*Aim*:
Please output the records below in full, exactly as given, but without the images.
####################
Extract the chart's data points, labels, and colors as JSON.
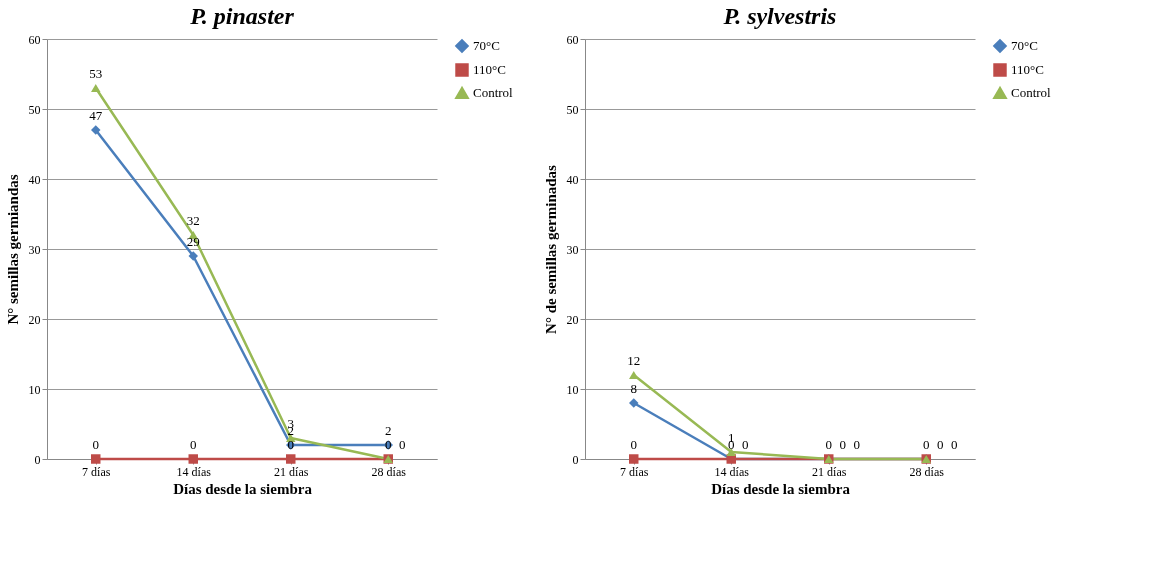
{
  "chart_data": [
    {
      "type": "line",
      "title": "P. pinaster",
      "xlabel": "Días desde la siembra",
      "ylabel": "N° semillas germiandas",
      "categories": [
        "7 días",
        "14 días",
        "21 días",
        "28 días"
      ],
      "ylim": [
        0,
        60
      ],
      "yticks": [
        0,
        10,
        20,
        30,
        40,
        50,
        60
      ],
      "grid": "y",
      "legend": "right",
      "data_labels": true,
      "series": [
        {
          "name": "70°C",
          "color": "#4a7ebb",
          "marker": "diamond",
          "values": [
            47,
            29,
            2,
            2
          ]
        },
        {
          "name": "110°C",
          "color": "#be4b48",
          "marker": "square",
          "values": [
            0,
            0,
            0,
            0
          ]
        },
        {
          "name": "Control",
          "color": "#98b954",
          "marker": "triangle",
          "values": [
            53,
            32,
            3,
            0
          ]
        }
      ]
    },
    {
      "type": "line",
      "title": "P. sylvestris",
      "xlabel": "Días desde la siembra",
      "ylabel": "N° de semillas germinadas",
      "categories": [
        "7 días",
        "14 días",
        "21 días",
        "28 días"
      ],
      "ylim": [
        0,
        60
      ],
      "yticks": [
        0,
        10,
        20,
        30,
        40,
        50,
        60
      ],
      "grid": "y",
      "legend": "right",
      "data_labels": true,
      "series": [
        {
          "name": "70°C",
          "color": "#4a7ebb",
          "marker": "diamond",
          "values": [
            8,
            0,
            0,
            0
          ]
        },
        {
          "name": "110°C",
          "color": "#be4b48",
          "marker": "square",
          "values": [
            0,
            0,
            0,
            0
          ]
        },
        {
          "name": "Control",
          "color": "#98b954",
          "marker": "triangle",
          "values": [
            12,
            1,
            0,
            0
          ]
        }
      ]
    }
  ]
}
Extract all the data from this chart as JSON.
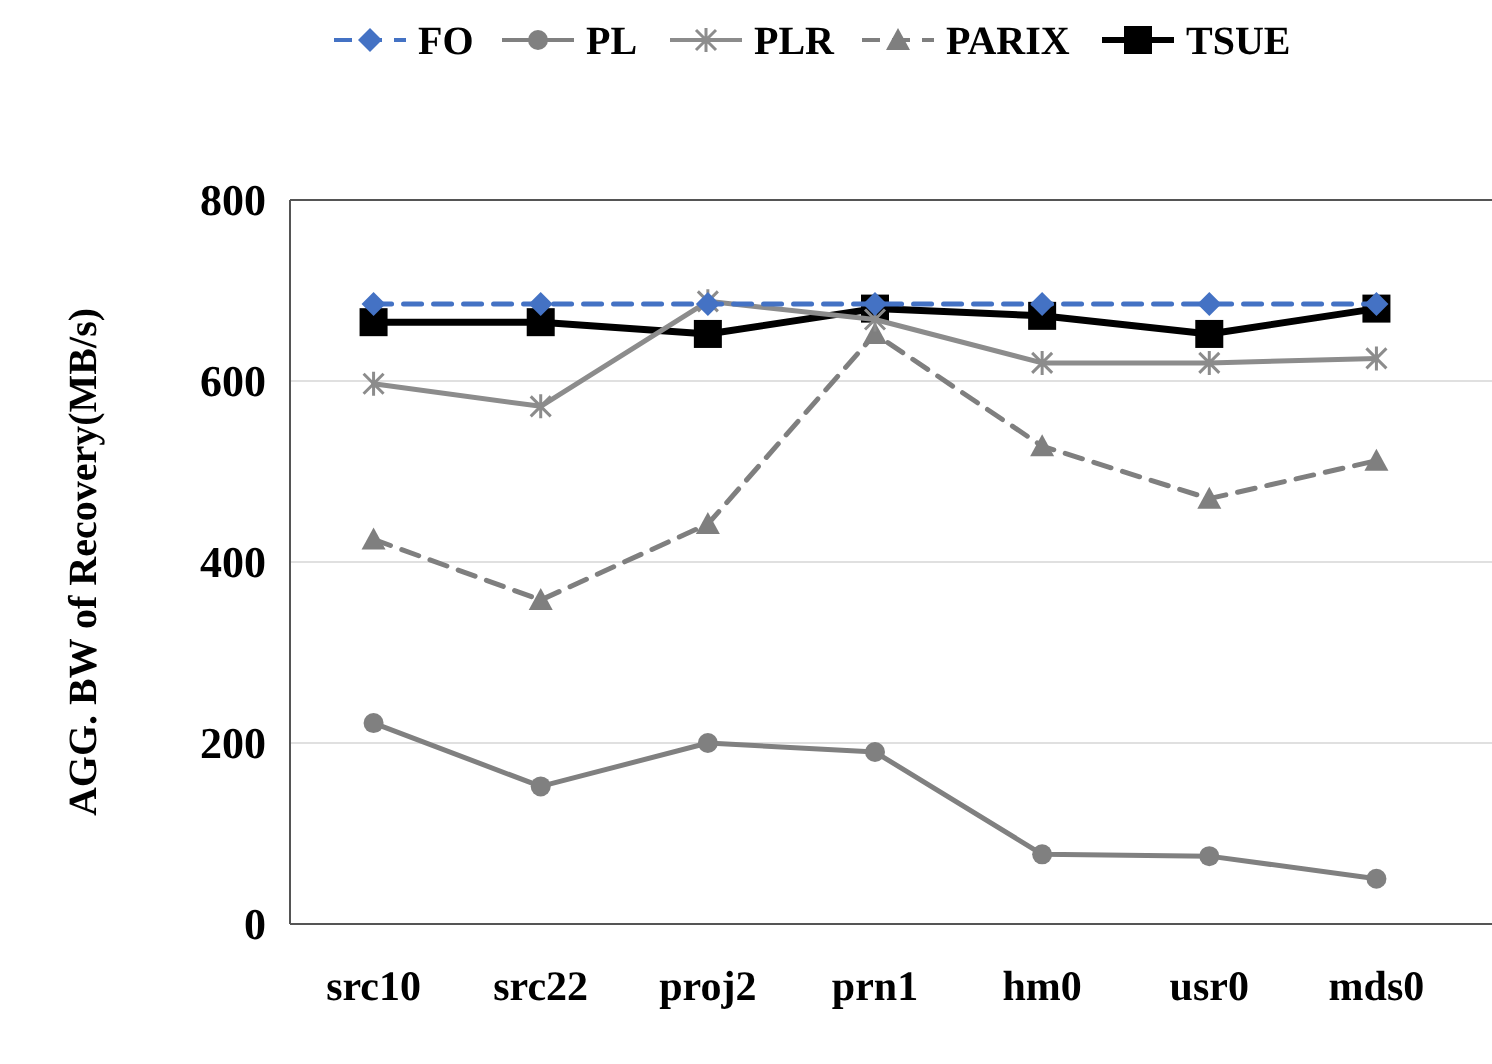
####################
*Output of the task*:
Extract the chart's data points, labels, and colors as JSON.
{
  "chart_data": [
    {
      "type": "line",
      "title": "P. pinaster",
      "xlabel": "Días desde la siembra",
      "ylabel": "N° semillas germiandas",
      "categories": [
        "7 días",
        "14 días",
        "21 días",
        "28 días"
      ],
      "ylim": [
        0,
        60
      ],
      "yticks": [
        0,
        10,
        20,
        30,
        40,
        50,
        60
      ],
      "grid": "y",
      "legend": "right",
      "data_labels": true,
      "series": [
        {
          "name": "70°C",
          "color": "#4a7ebb",
          "marker": "diamond",
          "values": [
            47,
            29,
            2,
            2
          ]
        },
        {
          "name": "110°C",
          "color": "#be4b48",
          "marker": "square",
          "values": [
            0,
            0,
            0,
            0
          ]
        },
        {
          "name": "Control",
          "color": "#98b954",
          "marker": "triangle",
          "values": [
            53,
            32,
            3,
            0
          ]
        }
      ]
    },
    {
      "type": "line",
      "title": "P. sylvestris",
      "xlabel": "Días desde la siembra",
      "ylabel": "N° de semillas germinadas",
      "categories": [
        "7 días",
        "14 días",
        "21 días",
        "28 días"
      ],
      "ylim": [
        0,
        60
      ],
      "yticks": [
        0,
        10,
        20,
        30,
        40,
        50,
        60
      ],
      "grid": "y",
      "legend": "right",
      "data_labels": true,
      "series": [
        {
          "name": "70°C",
          "color": "#4a7ebb",
          "marker": "diamond",
          "values": [
            8,
            0,
            0,
            0
          ]
        },
        {
          "name": "110°C",
          "color": "#be4b48",
          "marker": "square",
          "values": [
            0,
            0,
            0,
            0
          ]
        },
        {
          "name": "Control",
          "color": "#98b954",
          "marker": "triangle",
          "values": [
            12,
            1,
            0,
            0
          ]
        }
      ]
    }
  ]
}
Extract all the data from this chart as JSON.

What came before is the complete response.